---------- Source information
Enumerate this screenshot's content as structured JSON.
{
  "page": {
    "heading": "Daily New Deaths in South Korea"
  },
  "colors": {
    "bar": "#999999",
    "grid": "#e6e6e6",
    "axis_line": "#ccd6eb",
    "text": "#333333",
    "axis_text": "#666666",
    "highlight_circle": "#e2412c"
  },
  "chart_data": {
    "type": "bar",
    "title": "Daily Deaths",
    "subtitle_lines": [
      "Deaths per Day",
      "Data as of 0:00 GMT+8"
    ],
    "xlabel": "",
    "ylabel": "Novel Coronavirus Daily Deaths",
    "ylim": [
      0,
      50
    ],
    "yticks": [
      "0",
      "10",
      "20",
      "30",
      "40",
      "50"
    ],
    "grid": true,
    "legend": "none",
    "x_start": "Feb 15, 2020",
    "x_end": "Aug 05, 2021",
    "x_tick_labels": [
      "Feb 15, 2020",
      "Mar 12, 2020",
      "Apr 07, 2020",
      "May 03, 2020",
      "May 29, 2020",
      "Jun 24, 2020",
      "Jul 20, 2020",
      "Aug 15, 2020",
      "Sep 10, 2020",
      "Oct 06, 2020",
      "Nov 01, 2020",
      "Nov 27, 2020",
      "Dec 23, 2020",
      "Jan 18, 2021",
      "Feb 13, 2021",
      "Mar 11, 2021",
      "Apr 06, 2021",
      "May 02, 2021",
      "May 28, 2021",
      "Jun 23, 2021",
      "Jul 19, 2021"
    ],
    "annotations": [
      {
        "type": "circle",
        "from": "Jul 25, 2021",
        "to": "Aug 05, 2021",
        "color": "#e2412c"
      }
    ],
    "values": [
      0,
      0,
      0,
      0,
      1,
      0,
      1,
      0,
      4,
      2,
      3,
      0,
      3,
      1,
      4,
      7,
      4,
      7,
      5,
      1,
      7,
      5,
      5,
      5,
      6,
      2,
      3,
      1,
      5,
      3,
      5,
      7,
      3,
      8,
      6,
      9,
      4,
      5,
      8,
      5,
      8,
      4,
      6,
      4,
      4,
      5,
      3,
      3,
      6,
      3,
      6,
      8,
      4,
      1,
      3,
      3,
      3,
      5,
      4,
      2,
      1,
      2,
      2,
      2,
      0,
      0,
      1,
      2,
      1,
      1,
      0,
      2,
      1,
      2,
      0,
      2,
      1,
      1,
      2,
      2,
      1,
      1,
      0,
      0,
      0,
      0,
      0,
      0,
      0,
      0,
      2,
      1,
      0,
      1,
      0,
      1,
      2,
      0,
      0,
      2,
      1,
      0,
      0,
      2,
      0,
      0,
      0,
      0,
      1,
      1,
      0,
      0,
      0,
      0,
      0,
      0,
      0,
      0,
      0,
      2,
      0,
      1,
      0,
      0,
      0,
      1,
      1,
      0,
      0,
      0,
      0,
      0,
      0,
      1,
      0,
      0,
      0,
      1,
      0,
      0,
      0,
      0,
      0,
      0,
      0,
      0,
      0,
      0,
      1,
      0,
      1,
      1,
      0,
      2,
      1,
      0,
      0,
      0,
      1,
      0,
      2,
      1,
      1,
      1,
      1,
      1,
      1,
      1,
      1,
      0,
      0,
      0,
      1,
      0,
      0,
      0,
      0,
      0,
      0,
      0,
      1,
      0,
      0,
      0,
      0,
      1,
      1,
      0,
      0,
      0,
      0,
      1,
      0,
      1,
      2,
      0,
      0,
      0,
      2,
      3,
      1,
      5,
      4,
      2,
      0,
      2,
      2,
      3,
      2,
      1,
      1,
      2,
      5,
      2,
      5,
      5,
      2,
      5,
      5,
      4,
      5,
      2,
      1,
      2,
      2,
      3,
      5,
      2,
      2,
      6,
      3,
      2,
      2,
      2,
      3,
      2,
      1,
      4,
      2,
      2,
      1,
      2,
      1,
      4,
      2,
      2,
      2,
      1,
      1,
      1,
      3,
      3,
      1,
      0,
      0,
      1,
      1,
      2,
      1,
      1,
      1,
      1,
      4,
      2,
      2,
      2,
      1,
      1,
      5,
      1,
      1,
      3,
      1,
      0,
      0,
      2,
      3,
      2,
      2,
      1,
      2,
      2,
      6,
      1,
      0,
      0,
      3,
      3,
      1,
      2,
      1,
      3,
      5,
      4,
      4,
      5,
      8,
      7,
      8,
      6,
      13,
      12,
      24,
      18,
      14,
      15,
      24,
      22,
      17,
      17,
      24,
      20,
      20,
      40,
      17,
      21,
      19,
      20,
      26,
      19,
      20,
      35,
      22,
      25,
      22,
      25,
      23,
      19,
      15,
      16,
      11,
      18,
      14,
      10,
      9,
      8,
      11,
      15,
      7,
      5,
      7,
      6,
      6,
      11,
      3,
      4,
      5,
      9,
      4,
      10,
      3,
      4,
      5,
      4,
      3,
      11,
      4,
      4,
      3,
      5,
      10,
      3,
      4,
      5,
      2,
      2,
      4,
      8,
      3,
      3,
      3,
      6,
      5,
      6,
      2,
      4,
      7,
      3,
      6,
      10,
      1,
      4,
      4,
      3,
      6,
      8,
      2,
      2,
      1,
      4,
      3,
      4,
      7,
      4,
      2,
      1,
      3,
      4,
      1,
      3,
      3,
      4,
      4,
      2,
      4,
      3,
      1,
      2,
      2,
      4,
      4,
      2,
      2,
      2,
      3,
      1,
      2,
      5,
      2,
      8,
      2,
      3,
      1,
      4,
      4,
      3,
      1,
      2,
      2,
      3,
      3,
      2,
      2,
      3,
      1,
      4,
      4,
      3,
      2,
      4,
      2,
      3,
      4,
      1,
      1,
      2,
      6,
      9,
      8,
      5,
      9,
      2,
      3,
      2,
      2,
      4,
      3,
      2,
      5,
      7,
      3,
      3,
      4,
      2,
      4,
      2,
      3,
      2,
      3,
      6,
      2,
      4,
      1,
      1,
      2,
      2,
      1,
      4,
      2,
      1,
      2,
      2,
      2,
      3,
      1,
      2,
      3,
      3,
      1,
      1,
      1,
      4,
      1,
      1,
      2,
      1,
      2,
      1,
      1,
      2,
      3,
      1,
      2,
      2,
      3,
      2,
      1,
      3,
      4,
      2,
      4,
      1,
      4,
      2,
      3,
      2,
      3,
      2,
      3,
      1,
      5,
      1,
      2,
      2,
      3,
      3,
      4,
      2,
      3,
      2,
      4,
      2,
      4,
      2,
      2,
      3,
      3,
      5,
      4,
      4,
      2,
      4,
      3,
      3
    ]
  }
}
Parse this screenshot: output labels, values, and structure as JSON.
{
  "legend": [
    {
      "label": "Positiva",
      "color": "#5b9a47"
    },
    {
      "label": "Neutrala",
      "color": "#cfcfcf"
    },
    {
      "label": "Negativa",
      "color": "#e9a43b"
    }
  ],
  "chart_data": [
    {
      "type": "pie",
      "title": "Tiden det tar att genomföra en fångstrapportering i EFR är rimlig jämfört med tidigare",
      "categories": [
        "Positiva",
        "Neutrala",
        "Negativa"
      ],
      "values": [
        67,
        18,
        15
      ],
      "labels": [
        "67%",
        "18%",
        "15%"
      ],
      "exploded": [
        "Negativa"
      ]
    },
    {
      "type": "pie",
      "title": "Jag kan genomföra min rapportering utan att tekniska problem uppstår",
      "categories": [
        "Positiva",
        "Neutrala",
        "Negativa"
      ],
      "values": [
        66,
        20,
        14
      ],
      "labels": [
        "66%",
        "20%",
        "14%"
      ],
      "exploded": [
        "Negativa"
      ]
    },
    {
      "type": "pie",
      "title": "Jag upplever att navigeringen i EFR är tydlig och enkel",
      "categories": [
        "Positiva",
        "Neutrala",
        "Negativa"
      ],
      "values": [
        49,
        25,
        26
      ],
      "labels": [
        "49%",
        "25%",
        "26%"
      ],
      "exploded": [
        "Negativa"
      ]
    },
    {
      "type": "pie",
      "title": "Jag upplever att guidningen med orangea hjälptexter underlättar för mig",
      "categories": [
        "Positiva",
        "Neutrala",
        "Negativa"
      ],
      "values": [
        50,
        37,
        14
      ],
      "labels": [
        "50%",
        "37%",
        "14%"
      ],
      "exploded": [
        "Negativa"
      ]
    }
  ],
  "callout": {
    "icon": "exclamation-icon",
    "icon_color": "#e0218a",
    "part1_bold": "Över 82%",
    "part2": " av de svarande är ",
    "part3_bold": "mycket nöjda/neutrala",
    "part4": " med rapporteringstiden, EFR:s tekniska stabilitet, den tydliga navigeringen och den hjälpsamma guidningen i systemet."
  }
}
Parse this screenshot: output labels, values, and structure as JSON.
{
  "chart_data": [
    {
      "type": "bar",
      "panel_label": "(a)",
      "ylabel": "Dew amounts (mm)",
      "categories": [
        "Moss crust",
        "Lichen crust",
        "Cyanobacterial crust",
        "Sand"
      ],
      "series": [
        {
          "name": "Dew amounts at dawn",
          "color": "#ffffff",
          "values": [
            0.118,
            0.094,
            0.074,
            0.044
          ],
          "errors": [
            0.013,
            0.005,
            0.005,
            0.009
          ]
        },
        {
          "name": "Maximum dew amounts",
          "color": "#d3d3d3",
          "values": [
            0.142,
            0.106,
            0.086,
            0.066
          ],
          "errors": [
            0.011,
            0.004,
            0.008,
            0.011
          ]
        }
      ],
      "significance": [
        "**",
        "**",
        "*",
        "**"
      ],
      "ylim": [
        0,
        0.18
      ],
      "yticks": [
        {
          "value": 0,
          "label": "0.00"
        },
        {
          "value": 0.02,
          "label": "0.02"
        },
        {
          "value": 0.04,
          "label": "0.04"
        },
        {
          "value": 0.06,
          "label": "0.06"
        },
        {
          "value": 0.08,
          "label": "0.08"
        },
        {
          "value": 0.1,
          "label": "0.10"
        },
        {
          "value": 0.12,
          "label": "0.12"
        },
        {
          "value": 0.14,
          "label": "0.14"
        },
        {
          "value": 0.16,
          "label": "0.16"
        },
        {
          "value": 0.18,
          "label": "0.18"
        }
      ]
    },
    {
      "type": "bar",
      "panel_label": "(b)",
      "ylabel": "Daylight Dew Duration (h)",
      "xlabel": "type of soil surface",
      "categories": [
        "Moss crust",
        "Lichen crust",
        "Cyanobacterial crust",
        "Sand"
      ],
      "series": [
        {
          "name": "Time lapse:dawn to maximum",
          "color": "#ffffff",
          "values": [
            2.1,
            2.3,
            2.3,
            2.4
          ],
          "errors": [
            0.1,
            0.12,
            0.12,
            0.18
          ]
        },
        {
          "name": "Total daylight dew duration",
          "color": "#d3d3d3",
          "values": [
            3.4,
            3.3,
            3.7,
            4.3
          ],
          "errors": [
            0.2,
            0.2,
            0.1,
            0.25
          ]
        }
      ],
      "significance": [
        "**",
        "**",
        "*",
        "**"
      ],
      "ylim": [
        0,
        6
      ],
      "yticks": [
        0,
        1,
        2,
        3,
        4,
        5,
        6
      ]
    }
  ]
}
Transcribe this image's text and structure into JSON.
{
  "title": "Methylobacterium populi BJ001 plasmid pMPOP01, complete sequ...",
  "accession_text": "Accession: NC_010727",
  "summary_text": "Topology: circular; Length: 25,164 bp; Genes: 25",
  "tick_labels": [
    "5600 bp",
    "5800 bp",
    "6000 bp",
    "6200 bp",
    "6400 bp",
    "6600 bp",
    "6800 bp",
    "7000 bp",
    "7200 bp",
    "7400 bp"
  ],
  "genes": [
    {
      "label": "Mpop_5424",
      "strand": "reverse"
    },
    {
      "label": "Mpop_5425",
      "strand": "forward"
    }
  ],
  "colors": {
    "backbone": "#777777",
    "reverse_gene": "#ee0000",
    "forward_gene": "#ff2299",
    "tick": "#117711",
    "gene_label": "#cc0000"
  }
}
--------------------
## Exercise details
What should appear is an exact copy of the lines from the one with "Transcribe this image's" through the end of the entries above, ends included, and no other text.

## Written answer
Transcribe this image's text and structure into JSON.
{
  "title": "Methylobacterium populi BJ001 plasmid pMPOP01, complete sequ...",
  "accession_text": "Accession: NC_010727",
  "summary_text": "Topology: circular; Length: 25,164 bp; Genes: 25",
  "tick_labels": [
    "5600 bp",
    "5800 bp",
    "6000 bp",
    "6200 bp",
    "6400 bp",
    "6600 bp",
    "6800 bp",
    "7000 bp",
    "7200 bp",
    "7400 bp"
  ],
  "genes": [
    {
      "label": "Mpop_5424",
      "strand": "reverse"
    },
    {
      "label": "Mpop_5425",
      "strand": "forward"
    }
  ],
  "colors": {
    "backbone": "#777777",
    "reverse_gene": "#ee0000",
    "forward_gene": "#ff2299",
    "tick": "#117711",
    "gene_label": "#cc0000"
  }
}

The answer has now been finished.